Source records -

=-=-=

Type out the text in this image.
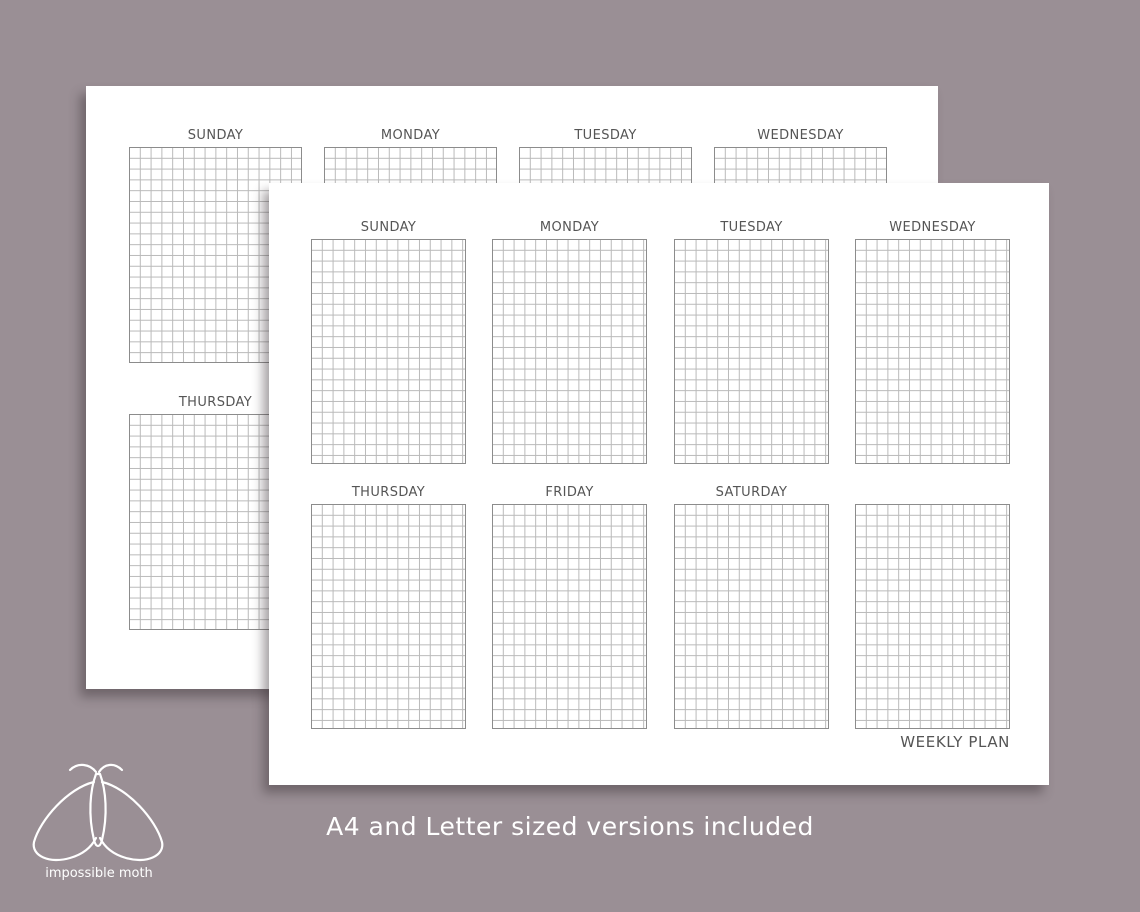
SUNDAY	MONDAY	TUESDAY	WEDNESDAY
THURSDAY
SUNDAY	MONDAY	TUESDAY	WEDNESDAY
THURSDAY	FRIDAY	SATURDAY
WEEKLY PLAN
A4 and Letter sized versions included
impossible moth
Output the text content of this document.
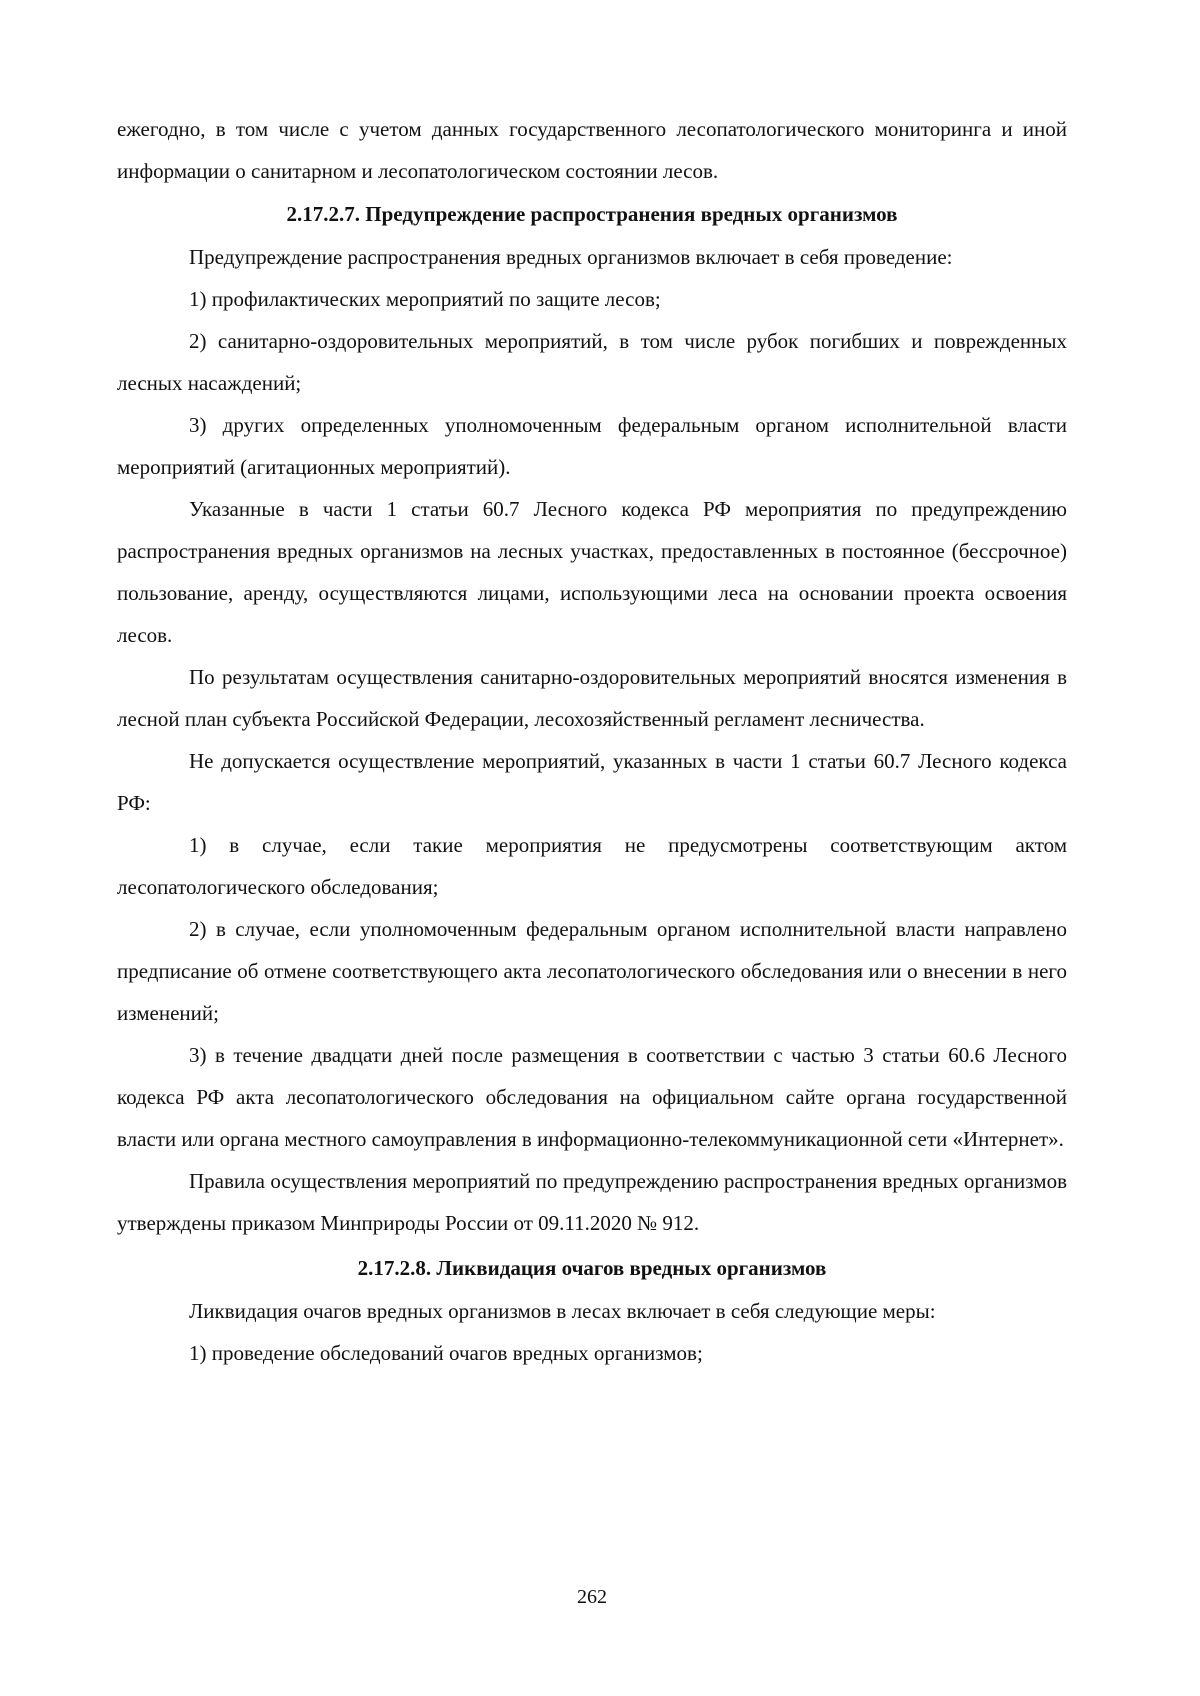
ежегодно, в том числе с учетом данных государственного лесопатологического мониторинга и иной информации о санитарном и лесопатологическом состоянии лесов.

2.17.2.7. Предупреждение распространения вредных организмов

Предупреждение распространения вредных организмов включает в себя проведение:

1) профилактических мероприятий по защите лесов;

2) санитарно-оздоровительных мероприятий, в том числе рубок погибших и поврежденных лесных насаждений;

3) других определенных уполномоченным федеральным органом исполнительной власти мероприятий (агитационных мероприятий).

Указанные в части 1 статьи 60.7 Лесного кодекса РФ мероприятия по предупреждению распространения вредных организмов на лесных участках, предоставленных в постоянное (бессрочное) пользование, аренду, осуществляются лицами, использующими леса на основании проекта освоения лесов.

По результатам осуществления санитарно-оздоровительных мероприятий вносятся изменения в лесной план субъекта Российской Федерации, лесохозяйственный регламент лесничества.

Не допускается осуществление мероприятий, указанных в части 1 статьи 60.7 Лесного кодекса РФ:

1) в случае, если такие мероприятия не предусмотрены соответствующим актом лесопатологического обследования;

2) в случае, если уполномоченным федеральным органом исполнительной власти направлено предписание об отмене соответствующего акта лесопатологического обследования или о внесении в него изменений;

3) в течение двадцати дней после размещения в соответствии с частью 3 статьи 60.6 Лесного кодекса РФ акта лесопатологического обследования на официальном сайте органа государственной власти или органа местного самоуправления в информационно-телекоммуникационной сети «Интернет».

Правила осуществления мероприятий по предупреждению распространения вредных организмов утверждены приказом Минприроды России от 09.11.2020 № 912.

2.17.2.8. Ликвидация очагов вредных организмов

Ликвидация очагов вредных организмов в лесах включает в себя следующие меры:

1) проведение обследований очагов вредных организмов;

262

=-=-=

Stated exercise -
Leave the pictures out and copy the rest of the data exactly.

Result of the exercise -
Type out the text in this image.
SUNDAY	MONDAY	TUESDAY	WEDNESDAY
THURSDAY
SUNDAY	MONDAY	TUESDAY	WEDNESDAY
THURSDAY	FRIDAY	SATURDAY
WEEKLY PLAN
A4 and Letter sized versions included
impossible moth
Output the text content of this document.
ежегодно, в том числе с учетом данных государственного лесопатологического мониторинга и иной информации о санитарном и лесопатологическом состоянии лесов.

2.17.2.7. Предупреждение распространения вредных организмов

Предупреждение распространения вредных организмов включает в себя проведение:

1) профилактических мероприятий по защите лесов;

2) санитарно-оздоровительных мероприятий, в том числе рубок погибших и поврежденных лесных насаждений;

3) других определенных уполномоченным федеральным органом исполнительной власти мероприятий (агитационных мероприятий).

Указанные в части 1 статьи 60.7 Лесного кодекса РФ мероприятия по предупреждению распространения вредных организмов на лесных участках, предоставленных в постоянное (бессрочное) пользование, аренду, осуществляются лицами, использующими леса на основании проекта освоения лесов.

По результатам осуществления санитарно-оздоровительных мероприятий вносятся изменения в лесной план субъекта Российской Федерации, лесохозяйственный регламент лесничества.

Не допускается осуществление мероприятий, указанных в части 1 статьи 60.7 Лесного кодекса РФ:

1) в случае, если такие мероприятия не предусмотрены соответствующим актом лесопатологического обследования;

2) в случае, если уполномоченным федеральным органом исполнительной власти направлено предписание об отмене соответствующего акта лесопатологического обследования или о внесении в него изменений;

3) в течение двадцати дней после размещения в соответствии с частью 3 статьи 60.6 Лесного кодекса РФ акта лесопатологического обследования на официальном сайте органа государственной власти или органа местного самоуправления в информационно-телекоммуникационной сети «Интернет».

Правила осуществления мероприятий по предупреждению распространения вредных организмов утверждены приказом Минприроды России от 09.11.2020 № 912.

2.17.2.8. Ликвидация очагов вредных организмов

Ликвидация очагов вредных организмов в лесах включает в себя следующие меры:

1) проведение обследований очагов вредных организмов;

262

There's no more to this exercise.